Extracted data entries —
-------------------------
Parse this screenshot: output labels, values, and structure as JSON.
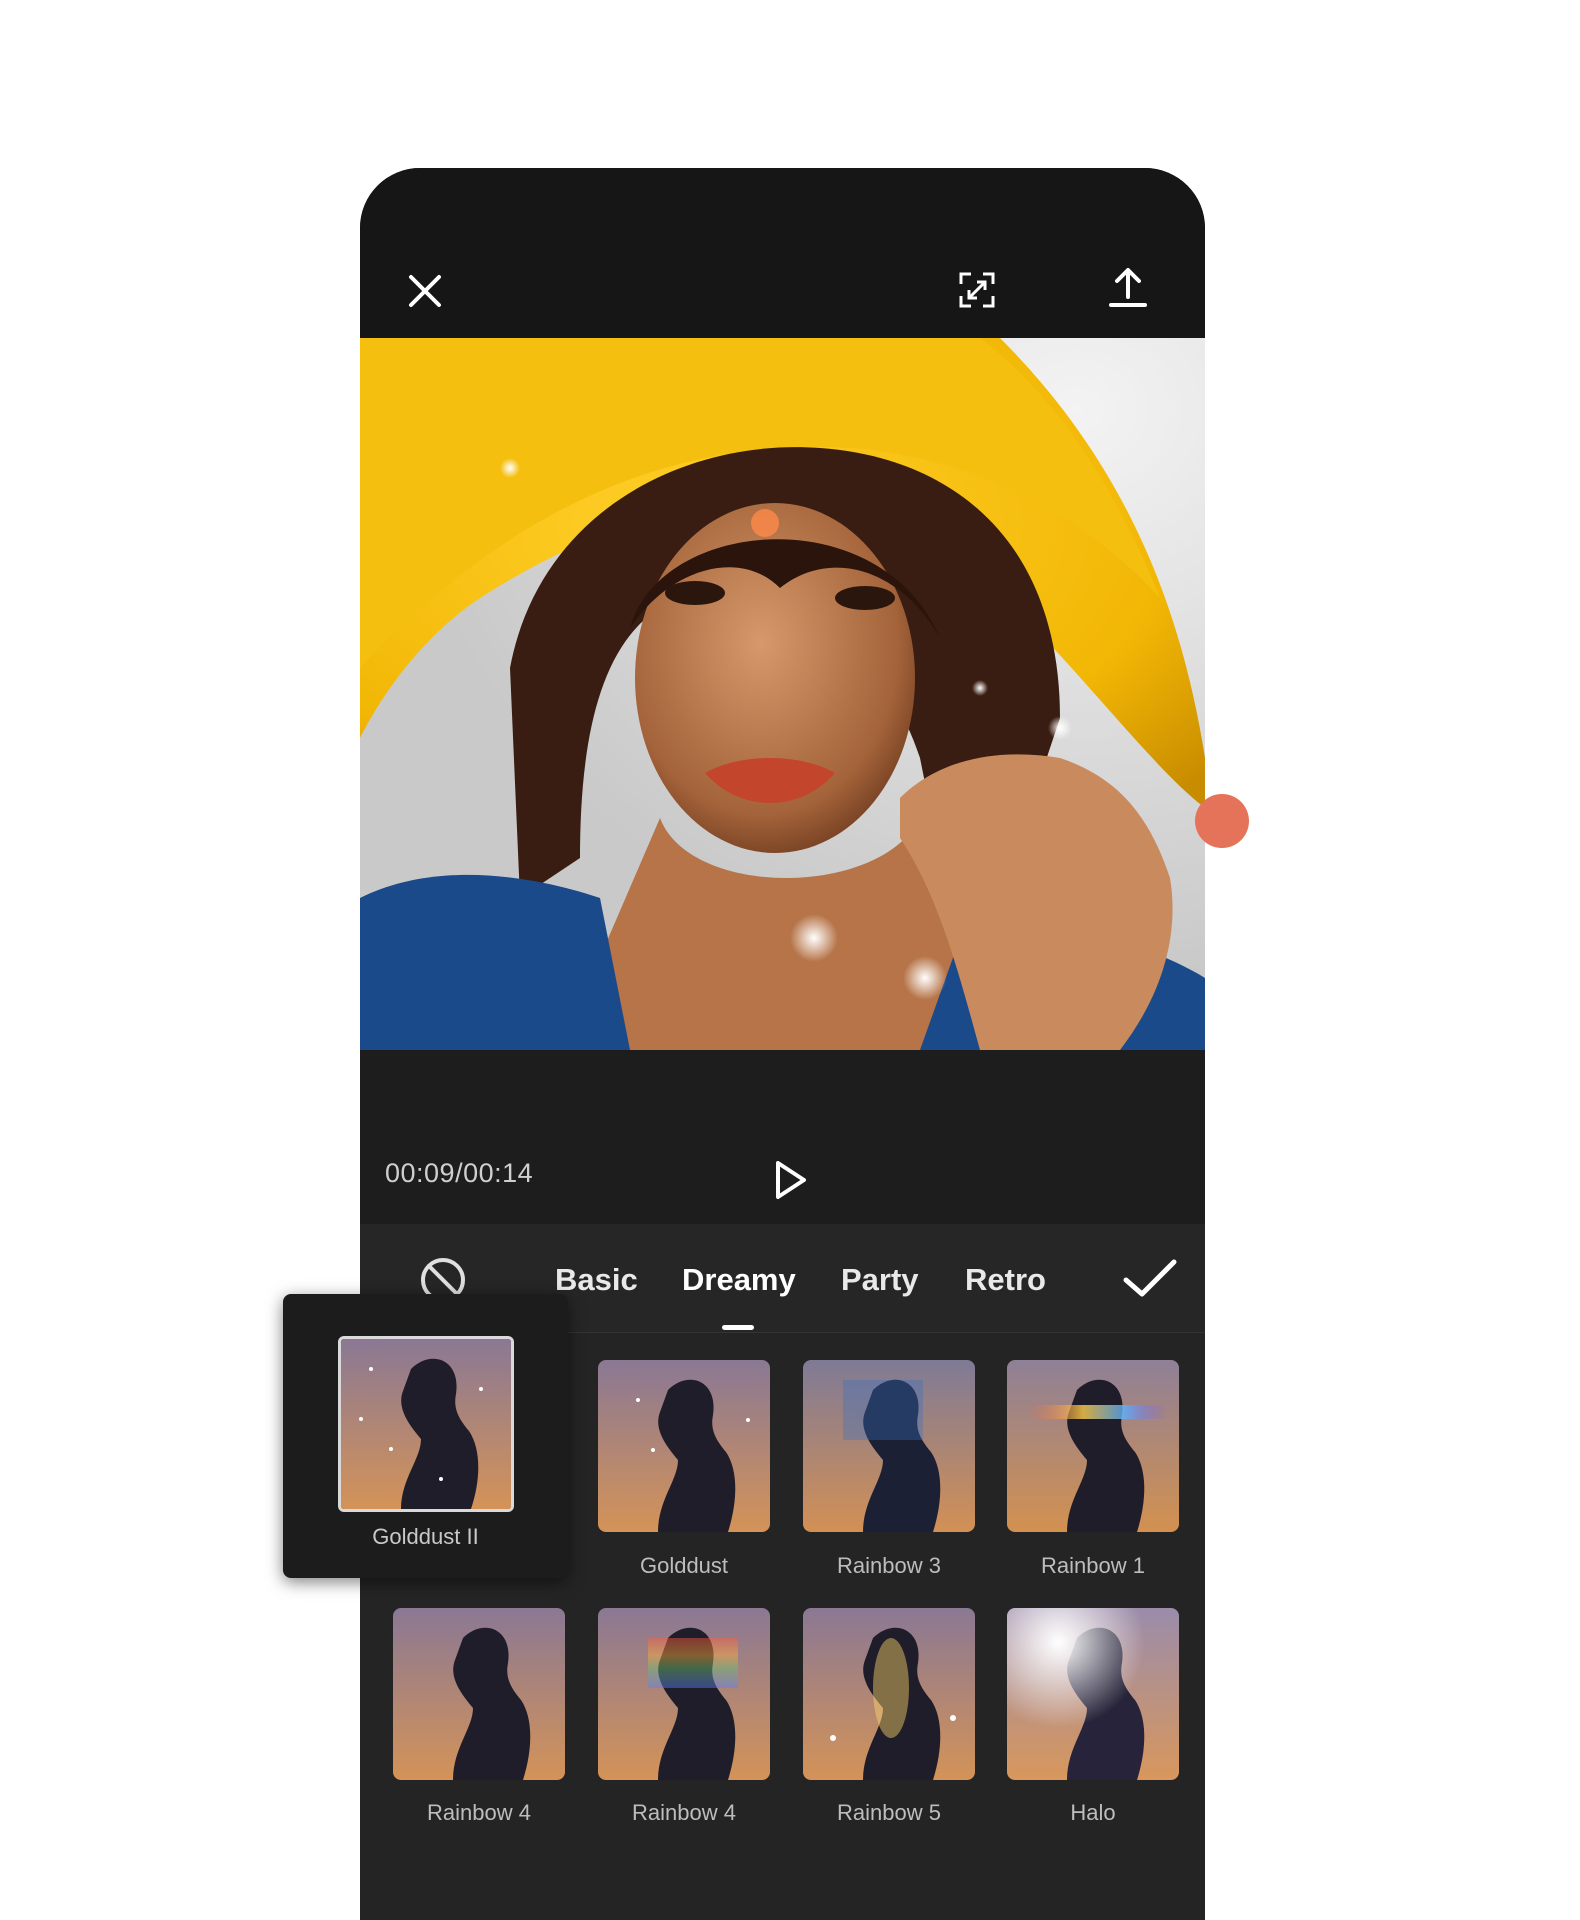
{
  "player": {
    "timecode": "00:09/00:14"
  },
  "filters": {
    "tabs": [
      "Basic",
      "Dreamy",
      "Party",
      "Retro"
    ],
    "active_tab": "Dreamy",
    "items": [
      "Golddust",
      "Rainbow 3",
      "Rainbow 1",
      "Rainbow 4",
      "Rainbow 4",
      "Rainbow 5",
      "Halo"
    ],
    "preview_popup_label": "Golddust II"
  },
  "colors": {
    "background": "#1b1b1b",
    "accent_dot": "#e5735a",
    "hat_yellow": "#f2b705"
  },
  "icons": [
    "close-icon",
    "fullscreen-icon",
    "export-icon",
    "play-icon",
    "no-filter-icon",
    "check-icon"
  ]
}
-------------------------
Exercise description —
The records above need to be restated word for word, with the pictures left out.

Result of the exercise —
Parse this screenshot: output labels, values, and structure as JSON.
{
  "player": {
    "timecode": "00:09/00:14"
  },
  "filters": {
    "tabs": [
      "Basic",
      "Dreamy",
      "Party",
      "Retro"
    ],
    "active_tab": "Dreamy",
    "items": [
      "Golddust",
      "Rainbow 3",
      "Rainbow 1",
      "Rainbow 4",
      "Rainbow 4",
      "Rainbow 5",
      "Halo"
    ],
    "preview_popup_label": "Golddust II"
  },
  "colors": {
    "background": "#1b1b1b",
    "accent_dot": "#e5735a",
    "hat_yellow": "#f2b705"
  },
  "icons": [
    "close-icon",
    "fullscreen-icon",
    "export-icon",
    "play-icon",
    "no-filter-icon",
    "check-icon"
  ]
}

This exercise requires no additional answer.